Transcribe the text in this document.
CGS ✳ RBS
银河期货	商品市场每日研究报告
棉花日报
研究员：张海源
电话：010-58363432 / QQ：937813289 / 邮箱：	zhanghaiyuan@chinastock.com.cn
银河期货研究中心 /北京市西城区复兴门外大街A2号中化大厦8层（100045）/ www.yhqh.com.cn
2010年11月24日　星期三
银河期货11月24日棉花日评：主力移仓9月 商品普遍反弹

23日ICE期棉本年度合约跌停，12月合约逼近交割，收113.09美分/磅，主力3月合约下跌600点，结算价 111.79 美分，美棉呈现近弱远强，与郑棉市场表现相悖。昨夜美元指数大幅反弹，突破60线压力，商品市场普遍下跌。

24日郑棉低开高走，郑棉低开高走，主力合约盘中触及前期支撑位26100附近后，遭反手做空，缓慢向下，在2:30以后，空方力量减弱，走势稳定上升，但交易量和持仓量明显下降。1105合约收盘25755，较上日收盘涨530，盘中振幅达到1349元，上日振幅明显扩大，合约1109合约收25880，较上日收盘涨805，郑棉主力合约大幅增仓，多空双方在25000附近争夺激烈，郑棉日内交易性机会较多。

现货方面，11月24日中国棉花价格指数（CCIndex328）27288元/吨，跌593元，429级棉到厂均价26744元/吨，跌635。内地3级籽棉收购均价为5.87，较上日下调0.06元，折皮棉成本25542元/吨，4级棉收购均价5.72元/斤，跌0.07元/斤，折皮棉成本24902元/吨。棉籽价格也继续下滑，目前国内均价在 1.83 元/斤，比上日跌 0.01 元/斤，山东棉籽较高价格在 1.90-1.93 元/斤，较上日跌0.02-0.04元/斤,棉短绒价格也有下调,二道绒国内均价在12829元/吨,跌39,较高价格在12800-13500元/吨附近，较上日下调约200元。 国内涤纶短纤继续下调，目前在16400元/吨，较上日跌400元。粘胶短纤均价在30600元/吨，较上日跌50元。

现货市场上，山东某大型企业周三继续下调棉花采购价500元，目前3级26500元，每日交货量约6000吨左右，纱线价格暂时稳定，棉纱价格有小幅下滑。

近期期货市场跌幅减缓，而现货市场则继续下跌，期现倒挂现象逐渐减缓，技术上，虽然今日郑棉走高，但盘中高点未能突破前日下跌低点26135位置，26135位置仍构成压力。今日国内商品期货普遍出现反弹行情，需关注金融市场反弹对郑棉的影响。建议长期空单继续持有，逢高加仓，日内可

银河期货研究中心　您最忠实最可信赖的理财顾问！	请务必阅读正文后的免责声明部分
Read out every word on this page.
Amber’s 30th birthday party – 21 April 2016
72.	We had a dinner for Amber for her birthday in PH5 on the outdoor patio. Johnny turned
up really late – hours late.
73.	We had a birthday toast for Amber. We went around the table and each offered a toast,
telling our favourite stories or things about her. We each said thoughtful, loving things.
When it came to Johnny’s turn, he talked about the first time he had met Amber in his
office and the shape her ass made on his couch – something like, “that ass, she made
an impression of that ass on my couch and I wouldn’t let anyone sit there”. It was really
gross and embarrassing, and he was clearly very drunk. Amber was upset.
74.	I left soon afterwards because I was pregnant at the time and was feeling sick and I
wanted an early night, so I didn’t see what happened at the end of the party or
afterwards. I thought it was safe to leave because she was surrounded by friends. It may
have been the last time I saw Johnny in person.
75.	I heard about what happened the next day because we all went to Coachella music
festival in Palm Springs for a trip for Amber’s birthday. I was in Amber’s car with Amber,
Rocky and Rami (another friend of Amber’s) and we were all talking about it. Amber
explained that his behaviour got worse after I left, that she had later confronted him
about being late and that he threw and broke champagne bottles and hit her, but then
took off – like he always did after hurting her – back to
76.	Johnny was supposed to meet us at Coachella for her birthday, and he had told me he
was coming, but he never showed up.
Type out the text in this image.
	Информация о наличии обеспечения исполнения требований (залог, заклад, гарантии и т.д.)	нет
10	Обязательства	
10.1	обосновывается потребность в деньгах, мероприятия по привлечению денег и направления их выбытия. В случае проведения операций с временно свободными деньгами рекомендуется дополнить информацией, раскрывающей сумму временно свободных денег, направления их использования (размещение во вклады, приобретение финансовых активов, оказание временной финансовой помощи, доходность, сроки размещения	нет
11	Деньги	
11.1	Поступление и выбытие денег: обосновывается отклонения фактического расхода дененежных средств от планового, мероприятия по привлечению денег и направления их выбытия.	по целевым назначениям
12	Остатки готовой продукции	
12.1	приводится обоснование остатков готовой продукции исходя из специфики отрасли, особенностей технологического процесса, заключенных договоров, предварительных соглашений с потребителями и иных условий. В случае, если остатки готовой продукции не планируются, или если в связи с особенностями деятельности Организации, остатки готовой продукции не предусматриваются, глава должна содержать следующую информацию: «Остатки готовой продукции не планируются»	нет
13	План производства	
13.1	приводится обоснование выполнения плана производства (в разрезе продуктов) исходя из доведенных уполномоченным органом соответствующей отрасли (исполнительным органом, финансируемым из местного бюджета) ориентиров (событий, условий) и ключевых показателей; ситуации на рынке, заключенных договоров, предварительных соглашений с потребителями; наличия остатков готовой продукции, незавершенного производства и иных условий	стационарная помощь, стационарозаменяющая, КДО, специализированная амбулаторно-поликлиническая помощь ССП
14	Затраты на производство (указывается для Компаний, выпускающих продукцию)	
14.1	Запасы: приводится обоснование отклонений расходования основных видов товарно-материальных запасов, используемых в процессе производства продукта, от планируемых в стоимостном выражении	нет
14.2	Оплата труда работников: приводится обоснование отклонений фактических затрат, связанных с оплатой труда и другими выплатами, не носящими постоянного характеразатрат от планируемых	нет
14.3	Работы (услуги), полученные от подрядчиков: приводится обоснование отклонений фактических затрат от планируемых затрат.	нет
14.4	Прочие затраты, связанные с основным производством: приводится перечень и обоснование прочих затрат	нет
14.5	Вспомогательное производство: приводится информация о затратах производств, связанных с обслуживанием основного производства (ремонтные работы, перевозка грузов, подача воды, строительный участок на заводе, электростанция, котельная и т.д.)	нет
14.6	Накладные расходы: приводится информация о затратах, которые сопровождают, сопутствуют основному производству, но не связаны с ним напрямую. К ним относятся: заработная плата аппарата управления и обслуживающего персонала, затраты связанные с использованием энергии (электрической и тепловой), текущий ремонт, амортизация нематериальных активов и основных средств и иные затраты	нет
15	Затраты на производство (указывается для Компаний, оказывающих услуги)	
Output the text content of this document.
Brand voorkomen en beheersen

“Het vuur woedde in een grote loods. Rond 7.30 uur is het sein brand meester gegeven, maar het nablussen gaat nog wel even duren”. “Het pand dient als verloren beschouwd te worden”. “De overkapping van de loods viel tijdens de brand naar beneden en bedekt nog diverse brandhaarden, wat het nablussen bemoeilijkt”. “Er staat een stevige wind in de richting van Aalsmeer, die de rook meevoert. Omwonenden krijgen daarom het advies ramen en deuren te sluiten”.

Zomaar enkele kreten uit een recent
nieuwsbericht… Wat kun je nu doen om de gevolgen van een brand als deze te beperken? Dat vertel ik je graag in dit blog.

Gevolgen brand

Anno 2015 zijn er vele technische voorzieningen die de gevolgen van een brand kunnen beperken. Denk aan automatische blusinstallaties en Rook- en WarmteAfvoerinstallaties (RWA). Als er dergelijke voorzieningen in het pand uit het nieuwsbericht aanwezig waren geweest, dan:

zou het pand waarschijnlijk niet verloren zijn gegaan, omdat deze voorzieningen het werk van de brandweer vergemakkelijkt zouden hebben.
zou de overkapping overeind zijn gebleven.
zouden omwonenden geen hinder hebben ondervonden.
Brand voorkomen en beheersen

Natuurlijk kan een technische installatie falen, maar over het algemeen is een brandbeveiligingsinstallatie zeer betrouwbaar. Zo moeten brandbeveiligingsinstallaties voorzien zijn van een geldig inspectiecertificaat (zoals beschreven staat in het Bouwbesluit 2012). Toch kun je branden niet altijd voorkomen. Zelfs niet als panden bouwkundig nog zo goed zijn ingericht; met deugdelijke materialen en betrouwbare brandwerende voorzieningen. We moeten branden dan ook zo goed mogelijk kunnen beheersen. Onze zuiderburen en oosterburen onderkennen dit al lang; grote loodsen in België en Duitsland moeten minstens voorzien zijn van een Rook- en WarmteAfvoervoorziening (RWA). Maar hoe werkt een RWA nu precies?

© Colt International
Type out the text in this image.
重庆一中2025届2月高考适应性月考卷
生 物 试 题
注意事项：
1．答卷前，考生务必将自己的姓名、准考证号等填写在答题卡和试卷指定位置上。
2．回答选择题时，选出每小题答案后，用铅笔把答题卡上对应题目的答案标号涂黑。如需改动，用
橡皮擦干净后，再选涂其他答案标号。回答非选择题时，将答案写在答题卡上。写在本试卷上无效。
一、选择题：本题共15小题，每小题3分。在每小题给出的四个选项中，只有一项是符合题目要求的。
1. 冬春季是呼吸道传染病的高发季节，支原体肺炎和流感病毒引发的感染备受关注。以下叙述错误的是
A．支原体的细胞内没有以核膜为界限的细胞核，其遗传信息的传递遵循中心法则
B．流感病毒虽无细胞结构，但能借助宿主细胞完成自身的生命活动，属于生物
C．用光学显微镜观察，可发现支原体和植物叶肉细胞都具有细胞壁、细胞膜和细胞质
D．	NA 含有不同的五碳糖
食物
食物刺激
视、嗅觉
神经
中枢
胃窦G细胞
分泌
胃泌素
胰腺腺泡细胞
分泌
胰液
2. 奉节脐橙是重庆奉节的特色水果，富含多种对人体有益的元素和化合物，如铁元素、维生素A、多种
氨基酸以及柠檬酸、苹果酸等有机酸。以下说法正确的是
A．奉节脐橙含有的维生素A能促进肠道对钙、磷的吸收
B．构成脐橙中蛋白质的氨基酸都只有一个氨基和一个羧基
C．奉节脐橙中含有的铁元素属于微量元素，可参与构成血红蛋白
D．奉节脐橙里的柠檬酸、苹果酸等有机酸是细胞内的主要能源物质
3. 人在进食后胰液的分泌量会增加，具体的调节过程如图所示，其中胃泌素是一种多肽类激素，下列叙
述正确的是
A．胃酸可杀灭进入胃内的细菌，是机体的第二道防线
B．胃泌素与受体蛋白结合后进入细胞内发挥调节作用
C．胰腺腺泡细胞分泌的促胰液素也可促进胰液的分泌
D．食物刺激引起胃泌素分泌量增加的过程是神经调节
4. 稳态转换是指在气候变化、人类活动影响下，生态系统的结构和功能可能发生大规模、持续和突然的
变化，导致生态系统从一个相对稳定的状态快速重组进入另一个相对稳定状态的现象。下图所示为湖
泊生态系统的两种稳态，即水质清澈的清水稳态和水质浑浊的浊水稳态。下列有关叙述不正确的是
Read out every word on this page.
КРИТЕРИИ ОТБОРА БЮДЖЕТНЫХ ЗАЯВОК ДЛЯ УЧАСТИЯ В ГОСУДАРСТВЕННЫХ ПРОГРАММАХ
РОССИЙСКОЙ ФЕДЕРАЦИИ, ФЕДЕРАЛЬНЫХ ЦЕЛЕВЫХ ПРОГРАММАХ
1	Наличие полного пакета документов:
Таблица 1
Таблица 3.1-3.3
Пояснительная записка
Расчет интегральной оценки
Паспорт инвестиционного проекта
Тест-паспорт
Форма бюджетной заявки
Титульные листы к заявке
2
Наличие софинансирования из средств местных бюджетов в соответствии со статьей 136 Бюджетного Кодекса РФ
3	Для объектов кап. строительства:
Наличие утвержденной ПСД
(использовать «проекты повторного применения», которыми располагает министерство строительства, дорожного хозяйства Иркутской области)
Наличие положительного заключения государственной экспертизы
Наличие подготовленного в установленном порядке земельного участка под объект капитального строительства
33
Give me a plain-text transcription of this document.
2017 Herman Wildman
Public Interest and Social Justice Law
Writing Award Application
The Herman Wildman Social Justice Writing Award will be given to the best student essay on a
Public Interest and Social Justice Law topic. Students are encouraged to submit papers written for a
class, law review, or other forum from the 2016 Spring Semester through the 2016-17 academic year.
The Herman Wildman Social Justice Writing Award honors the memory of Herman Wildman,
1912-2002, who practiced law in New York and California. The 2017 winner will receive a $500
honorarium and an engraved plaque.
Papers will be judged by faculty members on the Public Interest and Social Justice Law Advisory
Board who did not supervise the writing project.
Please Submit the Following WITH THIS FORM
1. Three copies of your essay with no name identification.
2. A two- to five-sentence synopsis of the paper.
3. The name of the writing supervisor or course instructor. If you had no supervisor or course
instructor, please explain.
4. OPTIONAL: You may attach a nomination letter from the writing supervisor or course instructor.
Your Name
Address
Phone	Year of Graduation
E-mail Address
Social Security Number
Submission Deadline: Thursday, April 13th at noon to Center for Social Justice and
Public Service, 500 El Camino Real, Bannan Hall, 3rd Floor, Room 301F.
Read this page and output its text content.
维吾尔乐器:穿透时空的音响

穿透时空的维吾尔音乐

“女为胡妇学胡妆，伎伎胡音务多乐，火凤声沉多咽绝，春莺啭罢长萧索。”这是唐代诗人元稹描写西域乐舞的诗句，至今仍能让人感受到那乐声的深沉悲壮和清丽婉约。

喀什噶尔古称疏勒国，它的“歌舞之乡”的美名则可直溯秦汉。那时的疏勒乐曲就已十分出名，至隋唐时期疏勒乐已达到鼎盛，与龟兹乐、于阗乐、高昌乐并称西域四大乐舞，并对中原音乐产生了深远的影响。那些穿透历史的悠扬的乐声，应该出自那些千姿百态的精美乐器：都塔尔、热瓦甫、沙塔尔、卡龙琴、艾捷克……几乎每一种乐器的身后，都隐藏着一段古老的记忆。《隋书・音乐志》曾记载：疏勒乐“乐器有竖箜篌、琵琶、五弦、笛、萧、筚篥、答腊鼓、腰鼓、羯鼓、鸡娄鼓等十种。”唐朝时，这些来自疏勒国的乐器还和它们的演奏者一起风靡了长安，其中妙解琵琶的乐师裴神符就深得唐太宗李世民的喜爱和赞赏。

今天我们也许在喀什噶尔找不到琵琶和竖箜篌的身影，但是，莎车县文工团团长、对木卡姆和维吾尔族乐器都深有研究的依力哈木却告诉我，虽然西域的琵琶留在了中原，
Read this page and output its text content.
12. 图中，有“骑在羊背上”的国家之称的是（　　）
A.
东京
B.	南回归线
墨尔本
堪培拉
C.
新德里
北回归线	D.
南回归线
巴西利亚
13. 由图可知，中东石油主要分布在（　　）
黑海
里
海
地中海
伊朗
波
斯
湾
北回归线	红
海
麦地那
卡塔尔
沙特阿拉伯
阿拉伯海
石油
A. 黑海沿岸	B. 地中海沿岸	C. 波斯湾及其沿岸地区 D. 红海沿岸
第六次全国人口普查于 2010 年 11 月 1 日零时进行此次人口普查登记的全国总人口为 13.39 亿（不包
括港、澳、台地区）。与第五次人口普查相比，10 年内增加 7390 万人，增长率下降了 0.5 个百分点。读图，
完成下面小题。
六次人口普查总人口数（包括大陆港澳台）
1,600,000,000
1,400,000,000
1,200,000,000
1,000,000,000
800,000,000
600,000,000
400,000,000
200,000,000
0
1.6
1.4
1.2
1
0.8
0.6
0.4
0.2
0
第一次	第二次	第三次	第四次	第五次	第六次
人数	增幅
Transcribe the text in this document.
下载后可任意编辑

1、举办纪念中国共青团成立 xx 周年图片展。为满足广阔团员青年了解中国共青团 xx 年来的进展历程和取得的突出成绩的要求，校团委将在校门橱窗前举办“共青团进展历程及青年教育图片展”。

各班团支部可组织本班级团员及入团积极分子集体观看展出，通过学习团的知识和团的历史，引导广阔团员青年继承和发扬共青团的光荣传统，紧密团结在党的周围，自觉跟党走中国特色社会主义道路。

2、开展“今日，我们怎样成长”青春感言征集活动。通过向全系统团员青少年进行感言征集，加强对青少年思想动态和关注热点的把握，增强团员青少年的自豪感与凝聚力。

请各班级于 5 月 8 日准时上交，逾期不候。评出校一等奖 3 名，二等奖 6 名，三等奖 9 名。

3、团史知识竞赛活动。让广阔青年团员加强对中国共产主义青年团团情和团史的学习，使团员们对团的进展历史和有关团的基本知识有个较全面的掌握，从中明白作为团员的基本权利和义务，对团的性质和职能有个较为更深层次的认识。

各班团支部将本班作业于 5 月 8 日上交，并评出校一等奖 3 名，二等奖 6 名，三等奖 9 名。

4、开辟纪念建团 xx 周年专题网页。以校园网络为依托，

=-=-=-=-=

**REQUIRED TASK**
Each line that holds the word "document" should be extracted from the records.

**RIGHT ANSWER**
Transcribe the text in this document.
Output the text content of this document.
Give me a plain-text transcription of this document.
Transcribe the text in this document.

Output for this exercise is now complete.